PASSAGE SHOWN –

Christmas has been and gone now and I'm trying to take a few moments to reflect on what I will take away from Christmas 2012.
I don't know how your Christmas was but I really enjoyed mine. The standard set up of the day is that my family wake up about 7:30 and we open our stockings that Father Christmas has brought us before getting dressed and ready for Church. Go to Church for a shorter than normal service of celebration and then back home to either drive to my Aunt and Uncle's or make sure our house is in a decent state to host everyone. This year it was at our house and my brother had taken it upon himself to do the Lion's share of the cooking; he is excellent. So then my Aunt and Uncle and their kids arrive along with my Grandparents and we all have a celebratory drink and open a few presents. Then lunch happens, followed by "The Bomb" (a Summers/Allen tradition of layers of ice cream fashioned into a Christmas pudding shape). After this is the "fatting out" time - or time when we all lie on sofas watching the Queen's speech/chatting. The rest of the afternoon is a mixture of game playing, napping, joking around and playing with new toys. This all culminates in evening tea about 5:30-6pm which is loads of leftovers and sandwiches if we have room to stuff anymore in. Our evening normally consists of skyping my family in the States and seeing them before they have their Christmas dinner and watching Downton
So why was this year good? Well my Grandad hasn't been in the best of health over the
last few weeks and it was touch and go as to whether he or my Nan would be joining us for the
day. My Grandad isn't a Christian and my Dad had prayed with him on Sunday that he would be healed - Christmas Day he was feeling a lot better. Praise God! We are always hoping and praying that he will realise his need for God and try to give him as many opportunities to find out more as we can.

DATASET EXCERPTS –
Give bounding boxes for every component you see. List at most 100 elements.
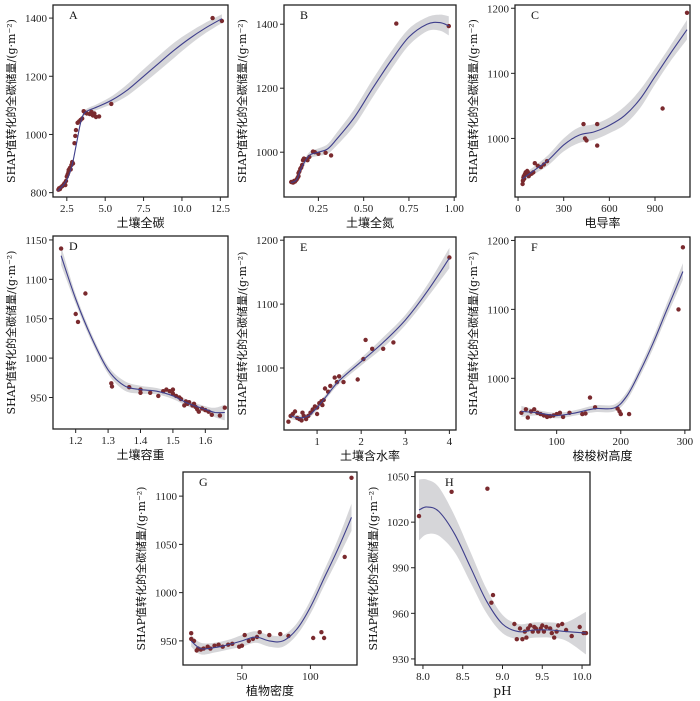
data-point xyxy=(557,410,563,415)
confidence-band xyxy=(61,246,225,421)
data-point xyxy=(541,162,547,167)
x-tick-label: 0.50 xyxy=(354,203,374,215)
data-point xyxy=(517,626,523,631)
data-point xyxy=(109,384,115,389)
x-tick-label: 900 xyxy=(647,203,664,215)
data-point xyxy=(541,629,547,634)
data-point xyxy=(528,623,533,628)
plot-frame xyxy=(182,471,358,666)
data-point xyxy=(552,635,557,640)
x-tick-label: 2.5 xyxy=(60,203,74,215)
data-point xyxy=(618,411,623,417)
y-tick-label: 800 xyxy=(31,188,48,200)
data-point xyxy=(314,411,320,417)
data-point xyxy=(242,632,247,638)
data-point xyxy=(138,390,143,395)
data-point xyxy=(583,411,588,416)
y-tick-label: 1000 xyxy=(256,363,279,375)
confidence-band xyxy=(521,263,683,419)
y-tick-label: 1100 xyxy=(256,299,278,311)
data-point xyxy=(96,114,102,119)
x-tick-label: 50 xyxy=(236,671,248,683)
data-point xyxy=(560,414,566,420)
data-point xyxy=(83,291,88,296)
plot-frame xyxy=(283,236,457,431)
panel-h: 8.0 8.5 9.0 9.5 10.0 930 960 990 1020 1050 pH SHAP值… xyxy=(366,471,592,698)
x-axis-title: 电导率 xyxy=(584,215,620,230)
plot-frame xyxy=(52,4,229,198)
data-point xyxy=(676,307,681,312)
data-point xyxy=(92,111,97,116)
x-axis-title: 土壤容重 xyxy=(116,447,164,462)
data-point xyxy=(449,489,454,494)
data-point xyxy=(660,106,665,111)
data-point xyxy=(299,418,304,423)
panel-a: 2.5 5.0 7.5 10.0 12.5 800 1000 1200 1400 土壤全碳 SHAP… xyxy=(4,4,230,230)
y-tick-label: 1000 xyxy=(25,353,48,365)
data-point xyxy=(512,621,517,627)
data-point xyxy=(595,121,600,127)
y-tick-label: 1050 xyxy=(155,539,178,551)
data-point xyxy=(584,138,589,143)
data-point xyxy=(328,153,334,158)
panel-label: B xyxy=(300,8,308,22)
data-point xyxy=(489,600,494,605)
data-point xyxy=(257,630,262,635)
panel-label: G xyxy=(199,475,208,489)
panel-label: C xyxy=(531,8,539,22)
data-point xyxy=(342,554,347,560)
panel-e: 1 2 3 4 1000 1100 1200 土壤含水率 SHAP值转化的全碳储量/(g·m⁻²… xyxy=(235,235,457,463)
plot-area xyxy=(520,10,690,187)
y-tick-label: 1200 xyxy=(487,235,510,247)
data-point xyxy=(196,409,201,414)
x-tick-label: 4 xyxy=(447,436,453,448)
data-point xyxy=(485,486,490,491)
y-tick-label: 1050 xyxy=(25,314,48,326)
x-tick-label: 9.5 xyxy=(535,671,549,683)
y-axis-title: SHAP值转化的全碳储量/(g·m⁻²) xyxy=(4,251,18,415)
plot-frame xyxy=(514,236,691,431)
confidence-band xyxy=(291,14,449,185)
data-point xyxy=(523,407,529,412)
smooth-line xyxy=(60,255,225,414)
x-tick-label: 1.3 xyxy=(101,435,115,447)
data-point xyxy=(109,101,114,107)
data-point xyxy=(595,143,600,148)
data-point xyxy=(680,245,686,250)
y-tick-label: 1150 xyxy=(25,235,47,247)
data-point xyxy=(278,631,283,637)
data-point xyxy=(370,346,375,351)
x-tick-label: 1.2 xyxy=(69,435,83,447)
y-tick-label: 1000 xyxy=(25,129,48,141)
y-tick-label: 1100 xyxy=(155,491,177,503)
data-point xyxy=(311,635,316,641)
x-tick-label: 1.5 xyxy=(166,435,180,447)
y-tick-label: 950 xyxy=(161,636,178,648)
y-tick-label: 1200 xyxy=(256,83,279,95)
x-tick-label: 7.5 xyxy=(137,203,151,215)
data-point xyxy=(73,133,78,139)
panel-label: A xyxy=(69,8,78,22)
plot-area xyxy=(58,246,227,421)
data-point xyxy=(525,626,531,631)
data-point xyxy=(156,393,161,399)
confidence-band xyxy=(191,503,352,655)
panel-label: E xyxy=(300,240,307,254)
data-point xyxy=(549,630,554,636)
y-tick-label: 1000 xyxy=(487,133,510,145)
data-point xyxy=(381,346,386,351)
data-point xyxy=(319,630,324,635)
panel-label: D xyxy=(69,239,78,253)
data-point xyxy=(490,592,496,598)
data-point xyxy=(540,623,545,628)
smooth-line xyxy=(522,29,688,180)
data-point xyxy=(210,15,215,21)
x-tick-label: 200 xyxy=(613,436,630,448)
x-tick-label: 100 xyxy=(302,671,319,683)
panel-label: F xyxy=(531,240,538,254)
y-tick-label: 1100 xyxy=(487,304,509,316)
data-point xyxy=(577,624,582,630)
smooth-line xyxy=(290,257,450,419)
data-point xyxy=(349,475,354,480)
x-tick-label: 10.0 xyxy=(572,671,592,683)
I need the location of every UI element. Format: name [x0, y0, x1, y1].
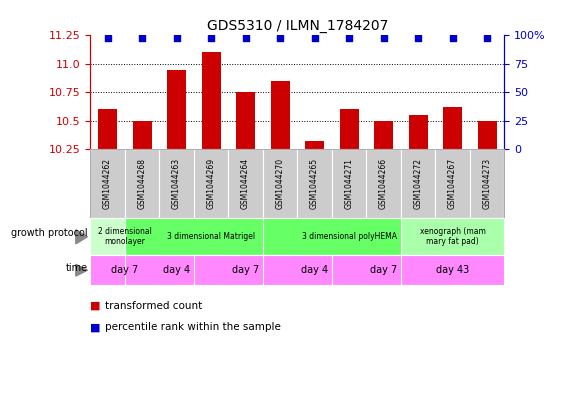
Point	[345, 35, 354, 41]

AIM OF THE EXERCISE – Pick up the Christmas 2012 post after its final sentence and keep writing it. The items have nothing to do with the Christmas 2012 post.

RESPONSE TO THE EXERCISE –
As well as this I have to confess that I hadn't been feeling particularly Christmassy in the run up to Christmas. We have limited Christmas decorations at my house in London and despite being at a number of Carol Services, the true wonder of Christmas seemed to
elude me. Maybe it's because of the relentless retail industry that misses the point of what
we celebrate, or maybe it was a lack of time/effort to really come to terms with this story.
Whatever it was, come Christmas Day it was gone.
Firstly, remembering that Jesus was a gift and that I am lucky to have received him. Plus giving makes me happy. Being generous is a blessing to both receiver and giver alike. Christmas is a beautiful opportunity to exercise this gift.
Next, everyone at Church was super joyful and happiness encourages my heart and makes me happy; I find that if I surround myself with people who are sad/depressed it can make me feel that way too, whereas if I have people who are appreciating life around me, it motivates me to think that way too. Seeing people rejoice in Jesus' birth is such a boost to
Lastly, I think Christmas sometimes is portrayed as a perfect time with families, rather than the realistic time with family. Clearly a day is never going to be perfect and if you think it is going to be your expectations are likely to be disappointed. I doubt Mary's expectations were to give birth in a stable, yet a wondrous day in history happened there - she didn't let her expectations ruin the day. I don't mean we should all have ridiculously low expectations, rather that we should be willing to see what God is doing around us. I think I understood something more of that this year. Expectation is overrated.
How was your Christmas?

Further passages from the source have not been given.